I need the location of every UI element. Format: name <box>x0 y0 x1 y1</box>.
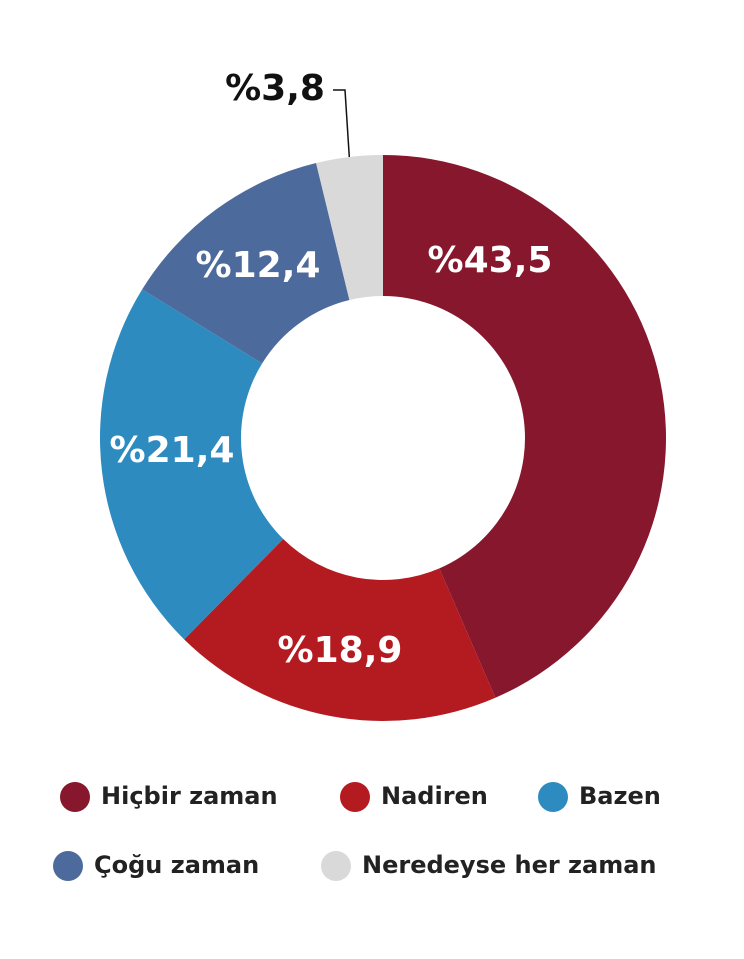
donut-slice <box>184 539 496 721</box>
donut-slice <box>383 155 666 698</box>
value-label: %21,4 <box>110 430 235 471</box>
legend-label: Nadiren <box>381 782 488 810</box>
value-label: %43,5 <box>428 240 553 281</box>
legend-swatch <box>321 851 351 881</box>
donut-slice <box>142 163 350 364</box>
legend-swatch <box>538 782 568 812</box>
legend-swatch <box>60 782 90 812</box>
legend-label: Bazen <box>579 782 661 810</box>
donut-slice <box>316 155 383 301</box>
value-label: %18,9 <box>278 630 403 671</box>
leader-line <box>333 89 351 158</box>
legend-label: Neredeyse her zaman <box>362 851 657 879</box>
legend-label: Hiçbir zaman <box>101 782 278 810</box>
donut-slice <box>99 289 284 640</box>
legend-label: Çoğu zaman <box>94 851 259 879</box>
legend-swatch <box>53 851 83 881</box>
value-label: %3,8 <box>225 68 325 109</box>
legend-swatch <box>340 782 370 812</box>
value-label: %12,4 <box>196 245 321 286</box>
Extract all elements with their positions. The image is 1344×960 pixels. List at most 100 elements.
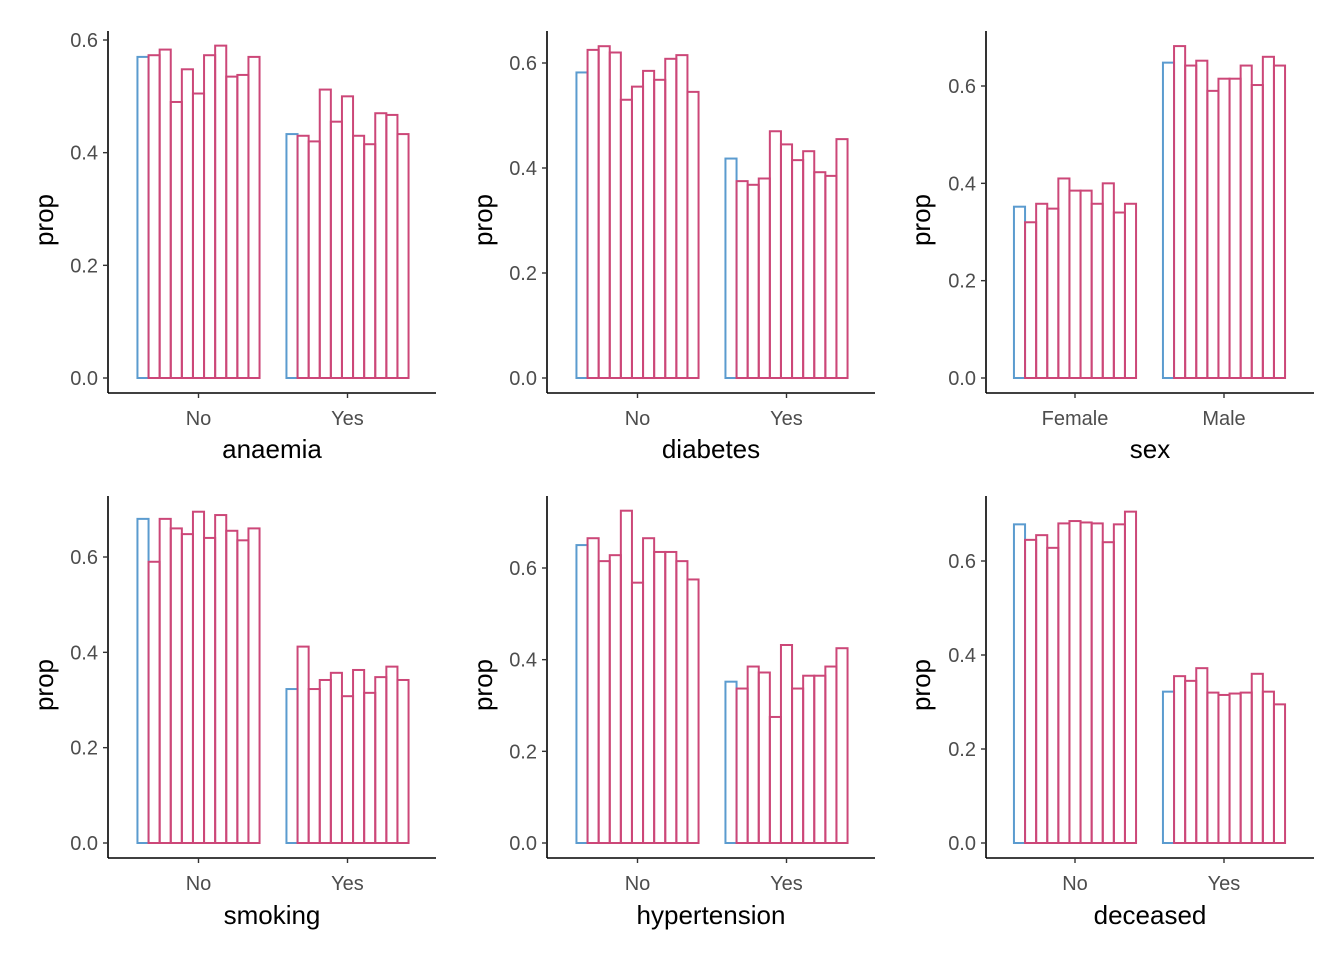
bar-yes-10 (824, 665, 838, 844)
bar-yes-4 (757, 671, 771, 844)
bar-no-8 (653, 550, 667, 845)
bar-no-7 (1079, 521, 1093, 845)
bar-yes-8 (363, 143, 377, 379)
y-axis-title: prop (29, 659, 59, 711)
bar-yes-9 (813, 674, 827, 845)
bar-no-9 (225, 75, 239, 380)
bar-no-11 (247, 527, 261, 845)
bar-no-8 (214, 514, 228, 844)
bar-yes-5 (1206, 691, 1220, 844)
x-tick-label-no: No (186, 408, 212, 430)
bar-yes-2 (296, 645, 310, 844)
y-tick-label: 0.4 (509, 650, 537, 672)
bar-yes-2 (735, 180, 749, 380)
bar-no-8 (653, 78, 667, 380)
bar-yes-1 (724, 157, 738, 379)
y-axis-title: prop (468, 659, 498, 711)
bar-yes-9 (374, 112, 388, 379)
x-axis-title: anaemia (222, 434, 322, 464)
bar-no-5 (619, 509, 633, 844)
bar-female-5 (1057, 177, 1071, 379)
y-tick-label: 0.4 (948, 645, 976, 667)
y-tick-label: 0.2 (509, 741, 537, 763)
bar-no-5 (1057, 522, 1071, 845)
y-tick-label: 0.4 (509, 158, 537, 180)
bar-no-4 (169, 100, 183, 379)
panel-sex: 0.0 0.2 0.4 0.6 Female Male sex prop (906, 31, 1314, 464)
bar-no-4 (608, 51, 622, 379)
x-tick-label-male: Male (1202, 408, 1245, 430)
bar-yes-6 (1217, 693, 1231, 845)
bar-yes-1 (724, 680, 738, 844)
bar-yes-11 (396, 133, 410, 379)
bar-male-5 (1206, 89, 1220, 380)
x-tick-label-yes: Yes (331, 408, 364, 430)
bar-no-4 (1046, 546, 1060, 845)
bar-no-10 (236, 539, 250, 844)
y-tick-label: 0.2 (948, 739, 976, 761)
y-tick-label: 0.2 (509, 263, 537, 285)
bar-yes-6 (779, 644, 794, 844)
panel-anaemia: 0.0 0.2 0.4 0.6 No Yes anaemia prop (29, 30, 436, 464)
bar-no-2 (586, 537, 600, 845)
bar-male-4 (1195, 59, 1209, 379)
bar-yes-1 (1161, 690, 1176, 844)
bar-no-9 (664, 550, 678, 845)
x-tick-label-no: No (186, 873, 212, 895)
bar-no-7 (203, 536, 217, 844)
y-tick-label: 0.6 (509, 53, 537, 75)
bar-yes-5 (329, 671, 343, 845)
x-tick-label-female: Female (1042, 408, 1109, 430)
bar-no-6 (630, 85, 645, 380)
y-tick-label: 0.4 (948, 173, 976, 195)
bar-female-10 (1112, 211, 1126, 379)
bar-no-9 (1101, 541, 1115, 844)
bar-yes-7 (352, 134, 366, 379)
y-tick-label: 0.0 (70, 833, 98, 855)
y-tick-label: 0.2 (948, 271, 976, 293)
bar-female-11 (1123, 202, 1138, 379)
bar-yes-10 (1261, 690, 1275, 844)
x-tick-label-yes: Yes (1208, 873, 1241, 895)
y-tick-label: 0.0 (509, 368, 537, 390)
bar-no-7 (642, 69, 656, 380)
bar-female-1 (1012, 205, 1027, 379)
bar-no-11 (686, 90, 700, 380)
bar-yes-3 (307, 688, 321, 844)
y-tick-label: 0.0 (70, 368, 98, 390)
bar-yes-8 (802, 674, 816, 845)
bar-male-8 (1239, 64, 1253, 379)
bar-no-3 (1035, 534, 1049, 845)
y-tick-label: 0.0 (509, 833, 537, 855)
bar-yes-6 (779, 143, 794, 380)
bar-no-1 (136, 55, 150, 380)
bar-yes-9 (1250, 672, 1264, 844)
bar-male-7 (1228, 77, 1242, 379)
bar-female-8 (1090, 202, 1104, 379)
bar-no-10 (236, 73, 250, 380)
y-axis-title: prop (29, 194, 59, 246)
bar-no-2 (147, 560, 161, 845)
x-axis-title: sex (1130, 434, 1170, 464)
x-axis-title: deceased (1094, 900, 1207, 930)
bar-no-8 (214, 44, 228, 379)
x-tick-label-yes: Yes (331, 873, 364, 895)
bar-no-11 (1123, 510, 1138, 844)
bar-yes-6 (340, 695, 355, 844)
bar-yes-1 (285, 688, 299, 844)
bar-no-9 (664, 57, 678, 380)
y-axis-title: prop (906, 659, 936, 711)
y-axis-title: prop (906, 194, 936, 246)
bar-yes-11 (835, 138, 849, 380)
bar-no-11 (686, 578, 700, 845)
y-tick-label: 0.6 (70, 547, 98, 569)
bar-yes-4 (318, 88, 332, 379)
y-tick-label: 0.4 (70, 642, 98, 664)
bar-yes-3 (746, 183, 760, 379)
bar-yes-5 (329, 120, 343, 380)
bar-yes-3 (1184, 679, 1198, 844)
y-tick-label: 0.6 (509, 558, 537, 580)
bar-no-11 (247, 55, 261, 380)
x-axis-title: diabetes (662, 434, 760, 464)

============

What to work on
Print every line of the records above word for word, omitting the pictures.

Exercise output
I need the location of every UI element. Format: name <box>x0 y0 x1 y1</box>.
donut-slice <box>184 539 496 721</box>
donut-slice <box>383 155 666 698</box>
value-label: %21,4 <box>110 430 235 471</box>
legend-label: Nadiren <box>381 782 488 810</box>
value-label: %43,5 <box>428 240 553 281</box>
legend-swatch <box>321 851 351 881</box>
donut-slice <box>142 163 350 364</box>
legend-swatch <box>538 782 568 812</box>
legend-swatch <box>60 782 90 812</box>
legend-label: Bazen <box>579 782 661 810</box>
donut-slice <box>316 155 383 301</box>
value-label: %18,9 <box>278 630 403 671</box>
leader-line <box>333 89 351 158</box>
legend-label: Neredeyse her zaman <box>362 851 657 879</box>
legend-label: Hiçbir zaman <box>101 782 278 810</box>
donut-slice <box>99 289 284 640</box>
legend-label: Çoğu zaman <box>94 851 259 879</box>
legend-swatch <box>53 851 83 881</box>
value-label: %3,8 <box>225 68 325 109</box>
legend-swatch <box>340 782 370 812</box>
value-label: %12,4 <box>196 245 321 286</box>
Extract all elements with their positions. The image is 1344×960 pixels. List at most 100 elements.
bar-yes-10 (824, 665, 838, 844)
bar-yes-4 (757, 671, 771, 844)
bar-no-8 (653, 550, 667, 845)
bar-no-7 (1079, 521, 1093, 845)
bar-yes-8 (363, 143, 377, 379)
y-axis-title: prop (29, 659, 59, 711)
bar-yes-9 (813, 674, 827, 845)
bar-no-9 (225, 75, 239, 380)
bar-no-11 (247, 527, 261, 845)
bar-no-8 (214, 514, 228, 844)
bar-yes-5 (1206, 691, 1220, 844)
x-tick-label-no: No (186, 408, 212, 430)
bar-yes-2 (296, 645, 310, 844)
y-tick-label: 0.4 (509, 650, 537, 672)
bar-yes-2 (735, 180, 749, 380)
bar-no-8 (653, 78, 667, 380)
bar-yes-1 (724, 157, 738, 379)
y-axis-title: prop (468, 659, 498, 711)
bar-yes-9 (374, 112, 388, 379)
x-axis-title: anaemia (222, 434, 322, 464)
bar-no-5 (619, 509, 633, 844)
bar-female-5 (1057, 177, 1071, 379)
y-tick-label: 0.4 (948, 645, 976, 667)
y-tick-label: 0.2 (509, 741, 537, 763)
bar-no-5 (1057, 522, 1071, 845)
y-tick-label: 0.4 (509, 158, 537, 180)
bar-no-4 (169, 100, 183, 379)
panel-sex: 0.0 0.2 0.4 0.6 Female Male sex prop (906, 31, 1314, 464)
bar-no-4 (608, 51, 622, 379)
x-tick-label-male: Male (1202, 408, 1245, 430)
bar-yes-6 (1217, 693, 1231, 845)
bar-yes-1 (724, 680, 738, 844)
bar-yes-11 (396, 133, 410, 379)
bar-male-5 (1206, 89, 1220, 380)
x-tick-label-yes: Yes (331, 408, 364, 430)
bar-no-4 (1046, 546, 1060, 845)
bar-no-10 (236, 539, 250, 844)
y-tick-label: 0.2 (948, 739, 976, 761)
y-tick-label: 0.2 (509, 263, 537, 285)
bar-yes-6 (779, 644, 794, 844)
panel-anaemia: 0.0 0.2 0.4 0.6 No Yes anaemia prop (29, 30, 436, 464)
bar-no-2 (586, 537, 600, 845)
bar-male-4 (1195, 59, 1209, 379)
bar-yes-1 (1161, 690, 1176, 844)
bar-no-9 (664, 550, 678, 845)
x-tick-label-no: No (186, 873, 212, 895)
bar-no-7 (203, 536, 217, 844)
y-tick-label: 0.6 (509, 53, 537, 75)
bar-yes-5 (329, 671, 343, 845)
x-tick-label-female: Female (1042, 408, 1109, 430)
bar-no-6 (630, 85, 645, 380)
y-tick-label: 0.4 (948, 173, 976, 195)
bar-female-10 (1112, 211, 1126, 379)
bar-no-9 (1101, 541, 1115, 844)
bar-yes-7 (352, 134, 366, 379)
y-tick-label: 0.0 (70, 833, 98, 855)
y-tick-label: 0.2 (948, 271, 976, 293)
bar-female-11 (1123, 202, 1138, 379)
bar-yes-10 (1261, 690, 1275, 844)
x-tick-label-yes: Yes (1208, 873, 1241, 895)
y-tick-label: 0.0 (509, 368, 537, 390)
bar-no-7 (642, 69, 656, 380)
bar-female-1 (1012, 205, 1027, 379)
bar-no-11 (686, 90, 700, 380)
bar-yes-3 (307, 688, 321, 844)
y-tick-label: 0.0 (70, 368, 98, 390)
bar-yes-8 (802, 674, 816, 845)
bar-male-8 (1239, 64, 1253, 379)
bar-no-3 (1035, 534, 1049, 845)
y-tick-label: 0.0 (509, 833, 537, 855)
bar-yes-6 (779, 143, 794, 380)
bar-no-1 (136, 55, 150, 380)
bar-yes-9 (1250, 672, 1264, 844)
bar-male-7 (1228, 77, 1242, 379)
bar-female-8 (1090, 202, 1104, 379)
bar-no-10 (236, 73, 250, 380)
y-axis-title: prop (29, 194, 59, 246)
bar-no-2 (147, 560, 161, 845)
x-axis-title: sex (1130, 434, 1170, 464)
x-axis-title: deceased (1094, 900, 1207, 930)
bar-no-8 (214, 44, 228, 379)
x-tick-label-yes: Yes (331, 873, 364, 895)
bar-no-11 (1123, 510, 1138, 844)
bar-yes-6 (340, 695, 355, 844)
bar-yes-1 (285, 688, 299, 844)
bar-no-9 (664, 57, 678, 380)
y-axis-title: prop (906, 659, 936, 711)
y-axis-title: prop (906, 194, 936, 246)
bar-yes-11 (835, 138, 849, 380)
bar-no-11 (686, 578, 700, 845)
y-tick-label: 0.6 (70, 547, 98, 569)
bar-yes-4 (318, 88, 332, 379)
y-tick-label: 0.4 (70, 642, 98, 664)
bar-yes-3 (746, 183, 760, 379)
bar-yes-5 (329, 120, 343, 380)
bar-yes-3 (1184, 679, 1198, 844)
y-tick-label: 0.6 (509, 558, 537, 580)
bar-no-11 (247, 55, 261, 380)
x-axis-title: diabetes (662, 434, 760, 464)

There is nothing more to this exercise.